Exercise aim >> Each line containing the word "Étienne" must be reported.

(Dataset entries on figures)
※

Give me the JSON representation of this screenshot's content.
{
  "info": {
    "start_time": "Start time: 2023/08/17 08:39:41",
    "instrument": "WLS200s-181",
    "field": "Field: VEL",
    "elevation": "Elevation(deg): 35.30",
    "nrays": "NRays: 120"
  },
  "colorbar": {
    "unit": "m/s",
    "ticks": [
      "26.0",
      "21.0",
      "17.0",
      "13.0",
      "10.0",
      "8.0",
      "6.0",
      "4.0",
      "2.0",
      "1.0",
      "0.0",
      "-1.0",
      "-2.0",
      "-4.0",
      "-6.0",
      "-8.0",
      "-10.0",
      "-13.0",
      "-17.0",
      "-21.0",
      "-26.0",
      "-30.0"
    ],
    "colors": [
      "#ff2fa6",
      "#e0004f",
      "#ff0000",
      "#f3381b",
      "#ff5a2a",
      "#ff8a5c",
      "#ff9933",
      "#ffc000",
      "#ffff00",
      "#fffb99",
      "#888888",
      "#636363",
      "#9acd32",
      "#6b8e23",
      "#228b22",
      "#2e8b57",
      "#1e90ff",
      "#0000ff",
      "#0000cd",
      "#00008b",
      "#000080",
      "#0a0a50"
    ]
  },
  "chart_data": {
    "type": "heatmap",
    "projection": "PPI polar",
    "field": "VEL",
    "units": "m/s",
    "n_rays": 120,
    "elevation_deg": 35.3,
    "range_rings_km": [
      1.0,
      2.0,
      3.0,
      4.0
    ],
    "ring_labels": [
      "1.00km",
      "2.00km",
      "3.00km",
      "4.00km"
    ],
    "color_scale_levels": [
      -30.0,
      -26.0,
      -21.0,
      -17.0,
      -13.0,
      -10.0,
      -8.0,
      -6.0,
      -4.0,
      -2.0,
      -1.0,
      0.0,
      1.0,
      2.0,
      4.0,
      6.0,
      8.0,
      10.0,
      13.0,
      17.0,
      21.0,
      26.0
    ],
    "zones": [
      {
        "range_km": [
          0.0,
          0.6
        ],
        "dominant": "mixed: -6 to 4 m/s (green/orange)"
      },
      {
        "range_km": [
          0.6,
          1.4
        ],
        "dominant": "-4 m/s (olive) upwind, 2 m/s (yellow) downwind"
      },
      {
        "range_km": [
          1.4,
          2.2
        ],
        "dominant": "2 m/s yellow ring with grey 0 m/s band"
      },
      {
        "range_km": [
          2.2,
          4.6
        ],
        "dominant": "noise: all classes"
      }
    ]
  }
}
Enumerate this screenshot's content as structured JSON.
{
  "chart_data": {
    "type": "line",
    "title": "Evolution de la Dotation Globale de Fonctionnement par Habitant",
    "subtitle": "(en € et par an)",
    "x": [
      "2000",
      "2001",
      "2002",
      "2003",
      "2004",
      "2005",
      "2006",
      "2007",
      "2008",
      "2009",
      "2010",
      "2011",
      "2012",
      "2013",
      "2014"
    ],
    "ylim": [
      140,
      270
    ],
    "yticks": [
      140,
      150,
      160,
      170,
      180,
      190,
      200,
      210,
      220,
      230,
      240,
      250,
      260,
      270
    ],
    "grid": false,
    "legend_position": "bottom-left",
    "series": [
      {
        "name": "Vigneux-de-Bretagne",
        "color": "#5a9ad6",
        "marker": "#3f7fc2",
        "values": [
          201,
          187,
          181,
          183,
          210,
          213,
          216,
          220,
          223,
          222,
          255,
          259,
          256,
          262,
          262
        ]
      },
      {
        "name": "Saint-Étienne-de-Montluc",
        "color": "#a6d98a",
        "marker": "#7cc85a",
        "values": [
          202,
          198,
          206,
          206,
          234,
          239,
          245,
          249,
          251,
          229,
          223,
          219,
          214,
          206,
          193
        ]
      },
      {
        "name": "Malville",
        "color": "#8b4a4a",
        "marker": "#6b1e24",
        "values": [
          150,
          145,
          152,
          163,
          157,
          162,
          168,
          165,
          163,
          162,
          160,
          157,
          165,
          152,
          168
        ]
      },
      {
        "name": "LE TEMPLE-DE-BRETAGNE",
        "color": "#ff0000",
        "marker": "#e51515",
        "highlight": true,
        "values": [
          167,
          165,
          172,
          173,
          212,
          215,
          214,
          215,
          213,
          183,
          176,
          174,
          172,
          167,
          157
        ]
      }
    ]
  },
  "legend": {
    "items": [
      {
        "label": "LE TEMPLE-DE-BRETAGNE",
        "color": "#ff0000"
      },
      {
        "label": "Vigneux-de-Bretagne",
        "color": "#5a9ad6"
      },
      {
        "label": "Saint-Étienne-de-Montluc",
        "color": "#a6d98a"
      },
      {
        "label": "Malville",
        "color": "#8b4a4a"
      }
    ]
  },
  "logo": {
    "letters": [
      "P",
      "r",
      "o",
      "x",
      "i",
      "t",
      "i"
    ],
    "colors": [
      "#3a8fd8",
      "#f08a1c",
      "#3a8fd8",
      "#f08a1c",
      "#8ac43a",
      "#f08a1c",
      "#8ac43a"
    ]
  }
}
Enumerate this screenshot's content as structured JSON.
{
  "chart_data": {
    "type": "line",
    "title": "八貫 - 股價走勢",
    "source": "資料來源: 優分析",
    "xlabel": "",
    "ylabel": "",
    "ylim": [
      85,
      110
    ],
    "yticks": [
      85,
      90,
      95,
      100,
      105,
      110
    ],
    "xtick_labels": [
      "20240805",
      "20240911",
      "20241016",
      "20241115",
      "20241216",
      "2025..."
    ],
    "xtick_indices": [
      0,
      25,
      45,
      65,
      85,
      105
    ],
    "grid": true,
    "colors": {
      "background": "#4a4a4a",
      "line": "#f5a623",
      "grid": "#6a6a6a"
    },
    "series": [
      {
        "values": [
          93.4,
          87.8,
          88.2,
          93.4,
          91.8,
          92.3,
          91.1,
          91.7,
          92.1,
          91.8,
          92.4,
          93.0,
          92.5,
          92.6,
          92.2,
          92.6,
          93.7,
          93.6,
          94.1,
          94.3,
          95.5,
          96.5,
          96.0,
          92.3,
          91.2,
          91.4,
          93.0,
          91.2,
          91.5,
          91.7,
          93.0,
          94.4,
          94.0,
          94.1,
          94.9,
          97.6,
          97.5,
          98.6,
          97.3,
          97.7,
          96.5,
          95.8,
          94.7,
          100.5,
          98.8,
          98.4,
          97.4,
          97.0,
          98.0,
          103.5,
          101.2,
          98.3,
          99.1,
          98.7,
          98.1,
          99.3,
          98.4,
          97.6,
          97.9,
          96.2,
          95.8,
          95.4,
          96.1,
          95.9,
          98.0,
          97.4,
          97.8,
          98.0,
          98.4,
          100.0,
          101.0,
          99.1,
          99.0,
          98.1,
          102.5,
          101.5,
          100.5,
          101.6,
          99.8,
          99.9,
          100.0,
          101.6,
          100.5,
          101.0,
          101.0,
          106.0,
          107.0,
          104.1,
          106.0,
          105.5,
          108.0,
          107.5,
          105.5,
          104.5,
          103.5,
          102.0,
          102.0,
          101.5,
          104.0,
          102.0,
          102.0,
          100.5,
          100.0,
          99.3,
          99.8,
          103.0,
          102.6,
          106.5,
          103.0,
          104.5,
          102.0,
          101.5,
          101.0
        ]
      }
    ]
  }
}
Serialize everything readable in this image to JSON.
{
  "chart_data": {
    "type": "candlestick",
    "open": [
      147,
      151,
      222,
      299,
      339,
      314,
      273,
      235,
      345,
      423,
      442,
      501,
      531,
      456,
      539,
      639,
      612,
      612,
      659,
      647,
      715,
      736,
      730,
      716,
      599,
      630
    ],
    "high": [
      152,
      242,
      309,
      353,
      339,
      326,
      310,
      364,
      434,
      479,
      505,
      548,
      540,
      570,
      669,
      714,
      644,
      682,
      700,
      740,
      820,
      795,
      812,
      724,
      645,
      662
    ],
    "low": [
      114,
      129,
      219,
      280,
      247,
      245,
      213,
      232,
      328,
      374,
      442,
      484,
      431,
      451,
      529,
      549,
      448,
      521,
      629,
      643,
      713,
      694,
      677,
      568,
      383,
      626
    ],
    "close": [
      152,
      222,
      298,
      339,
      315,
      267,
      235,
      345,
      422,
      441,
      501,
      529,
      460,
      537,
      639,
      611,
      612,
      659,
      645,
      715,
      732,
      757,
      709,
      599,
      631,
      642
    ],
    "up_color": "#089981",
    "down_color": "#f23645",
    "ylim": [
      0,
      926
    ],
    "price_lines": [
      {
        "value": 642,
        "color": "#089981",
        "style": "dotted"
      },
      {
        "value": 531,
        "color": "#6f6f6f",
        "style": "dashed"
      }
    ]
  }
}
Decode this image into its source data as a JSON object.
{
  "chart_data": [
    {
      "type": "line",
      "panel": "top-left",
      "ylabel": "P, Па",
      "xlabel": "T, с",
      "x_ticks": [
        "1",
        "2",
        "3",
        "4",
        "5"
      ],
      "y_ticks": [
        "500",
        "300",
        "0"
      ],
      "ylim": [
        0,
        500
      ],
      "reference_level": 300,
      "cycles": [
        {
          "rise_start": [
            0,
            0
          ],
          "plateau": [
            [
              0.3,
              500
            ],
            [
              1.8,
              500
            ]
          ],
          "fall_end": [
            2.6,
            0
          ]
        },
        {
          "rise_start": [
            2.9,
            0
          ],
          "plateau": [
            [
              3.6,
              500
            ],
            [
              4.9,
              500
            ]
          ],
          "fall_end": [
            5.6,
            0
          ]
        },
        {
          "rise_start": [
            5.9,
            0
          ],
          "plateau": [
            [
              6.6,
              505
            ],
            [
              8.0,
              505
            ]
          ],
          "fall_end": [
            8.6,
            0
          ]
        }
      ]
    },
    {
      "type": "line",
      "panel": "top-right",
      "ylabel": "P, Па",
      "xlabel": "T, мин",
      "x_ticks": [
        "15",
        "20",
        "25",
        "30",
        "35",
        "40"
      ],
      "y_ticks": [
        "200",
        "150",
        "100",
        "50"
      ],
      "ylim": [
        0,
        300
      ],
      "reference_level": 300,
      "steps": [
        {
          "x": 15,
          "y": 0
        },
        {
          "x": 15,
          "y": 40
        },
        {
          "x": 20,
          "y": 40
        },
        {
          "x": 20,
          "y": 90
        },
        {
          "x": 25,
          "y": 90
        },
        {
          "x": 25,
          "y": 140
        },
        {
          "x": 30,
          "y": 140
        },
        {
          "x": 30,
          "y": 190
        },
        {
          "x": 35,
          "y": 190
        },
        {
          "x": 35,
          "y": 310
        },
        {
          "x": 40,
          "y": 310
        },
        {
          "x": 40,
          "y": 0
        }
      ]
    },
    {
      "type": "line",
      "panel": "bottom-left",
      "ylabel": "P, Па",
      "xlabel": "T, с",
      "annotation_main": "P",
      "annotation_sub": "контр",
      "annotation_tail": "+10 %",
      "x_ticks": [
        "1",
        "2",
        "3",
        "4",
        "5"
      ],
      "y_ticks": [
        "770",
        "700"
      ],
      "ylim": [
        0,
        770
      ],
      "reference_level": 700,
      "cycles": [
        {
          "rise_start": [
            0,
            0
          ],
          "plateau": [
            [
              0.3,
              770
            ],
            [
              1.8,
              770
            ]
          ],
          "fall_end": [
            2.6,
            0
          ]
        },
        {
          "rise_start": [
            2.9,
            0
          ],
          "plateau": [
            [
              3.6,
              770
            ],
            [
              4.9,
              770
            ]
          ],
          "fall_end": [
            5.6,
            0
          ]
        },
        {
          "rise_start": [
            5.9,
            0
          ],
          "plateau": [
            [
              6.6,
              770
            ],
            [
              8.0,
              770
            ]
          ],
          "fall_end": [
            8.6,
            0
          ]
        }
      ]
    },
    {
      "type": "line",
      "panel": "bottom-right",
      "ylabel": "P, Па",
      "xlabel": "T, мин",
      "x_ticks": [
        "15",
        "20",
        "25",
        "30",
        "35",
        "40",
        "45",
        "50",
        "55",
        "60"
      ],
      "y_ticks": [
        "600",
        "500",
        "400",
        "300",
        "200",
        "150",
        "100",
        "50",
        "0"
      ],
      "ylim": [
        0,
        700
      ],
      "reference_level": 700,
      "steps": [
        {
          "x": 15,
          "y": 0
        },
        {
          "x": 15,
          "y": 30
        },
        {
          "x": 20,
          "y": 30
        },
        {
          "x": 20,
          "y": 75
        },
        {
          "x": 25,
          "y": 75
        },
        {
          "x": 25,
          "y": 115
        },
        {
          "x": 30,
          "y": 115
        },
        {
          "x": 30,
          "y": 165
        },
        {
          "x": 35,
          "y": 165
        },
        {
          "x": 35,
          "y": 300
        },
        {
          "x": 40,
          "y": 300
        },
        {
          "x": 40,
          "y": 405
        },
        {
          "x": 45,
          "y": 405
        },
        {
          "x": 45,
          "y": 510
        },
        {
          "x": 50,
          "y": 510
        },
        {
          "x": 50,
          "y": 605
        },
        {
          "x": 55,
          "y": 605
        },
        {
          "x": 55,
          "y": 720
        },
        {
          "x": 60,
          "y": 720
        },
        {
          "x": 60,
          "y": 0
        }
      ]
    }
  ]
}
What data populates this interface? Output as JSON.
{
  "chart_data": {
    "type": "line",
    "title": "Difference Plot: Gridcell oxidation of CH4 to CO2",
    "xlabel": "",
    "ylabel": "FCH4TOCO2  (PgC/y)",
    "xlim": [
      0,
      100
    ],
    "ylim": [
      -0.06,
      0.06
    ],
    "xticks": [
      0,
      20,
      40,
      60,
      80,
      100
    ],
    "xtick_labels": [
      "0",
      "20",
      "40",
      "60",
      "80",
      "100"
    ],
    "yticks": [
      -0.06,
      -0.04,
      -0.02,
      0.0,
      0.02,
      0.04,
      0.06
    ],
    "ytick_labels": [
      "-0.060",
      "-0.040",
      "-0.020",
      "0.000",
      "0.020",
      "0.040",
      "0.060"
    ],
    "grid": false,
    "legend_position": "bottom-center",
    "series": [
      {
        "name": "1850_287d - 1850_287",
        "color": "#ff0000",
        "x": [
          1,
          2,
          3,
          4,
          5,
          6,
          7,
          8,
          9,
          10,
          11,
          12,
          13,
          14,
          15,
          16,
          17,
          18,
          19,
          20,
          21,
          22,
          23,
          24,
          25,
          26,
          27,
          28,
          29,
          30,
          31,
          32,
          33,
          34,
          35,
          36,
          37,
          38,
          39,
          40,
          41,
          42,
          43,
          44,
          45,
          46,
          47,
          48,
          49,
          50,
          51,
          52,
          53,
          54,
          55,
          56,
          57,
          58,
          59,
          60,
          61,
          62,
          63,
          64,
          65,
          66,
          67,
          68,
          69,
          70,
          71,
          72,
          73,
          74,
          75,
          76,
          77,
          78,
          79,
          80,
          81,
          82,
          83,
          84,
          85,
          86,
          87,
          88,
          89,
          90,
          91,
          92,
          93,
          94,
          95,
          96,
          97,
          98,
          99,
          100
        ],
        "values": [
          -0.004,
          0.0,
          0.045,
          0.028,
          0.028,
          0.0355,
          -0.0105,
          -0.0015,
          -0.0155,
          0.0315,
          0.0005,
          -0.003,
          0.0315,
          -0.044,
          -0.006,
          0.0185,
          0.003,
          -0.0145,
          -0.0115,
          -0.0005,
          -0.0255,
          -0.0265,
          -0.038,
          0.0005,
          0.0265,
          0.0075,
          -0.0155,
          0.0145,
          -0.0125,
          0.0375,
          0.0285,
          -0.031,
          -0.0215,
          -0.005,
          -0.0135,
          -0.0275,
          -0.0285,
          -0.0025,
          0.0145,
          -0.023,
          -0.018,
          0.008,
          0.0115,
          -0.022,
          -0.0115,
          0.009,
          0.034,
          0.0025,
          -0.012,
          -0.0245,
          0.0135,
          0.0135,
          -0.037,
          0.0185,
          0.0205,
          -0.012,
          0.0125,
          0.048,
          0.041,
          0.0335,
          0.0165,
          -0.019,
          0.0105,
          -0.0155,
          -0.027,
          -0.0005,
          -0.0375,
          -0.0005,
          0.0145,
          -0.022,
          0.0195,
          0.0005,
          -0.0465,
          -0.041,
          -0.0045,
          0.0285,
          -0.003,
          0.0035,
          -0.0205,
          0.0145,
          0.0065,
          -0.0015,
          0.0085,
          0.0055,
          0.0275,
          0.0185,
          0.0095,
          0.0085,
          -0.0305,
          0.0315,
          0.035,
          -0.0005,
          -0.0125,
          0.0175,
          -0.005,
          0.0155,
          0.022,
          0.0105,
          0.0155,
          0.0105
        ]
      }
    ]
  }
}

※

Task solution >>
        "name": "Saint-Étienne-de-Montluc",
        "label": "Saint-Étienne-de-Montluc",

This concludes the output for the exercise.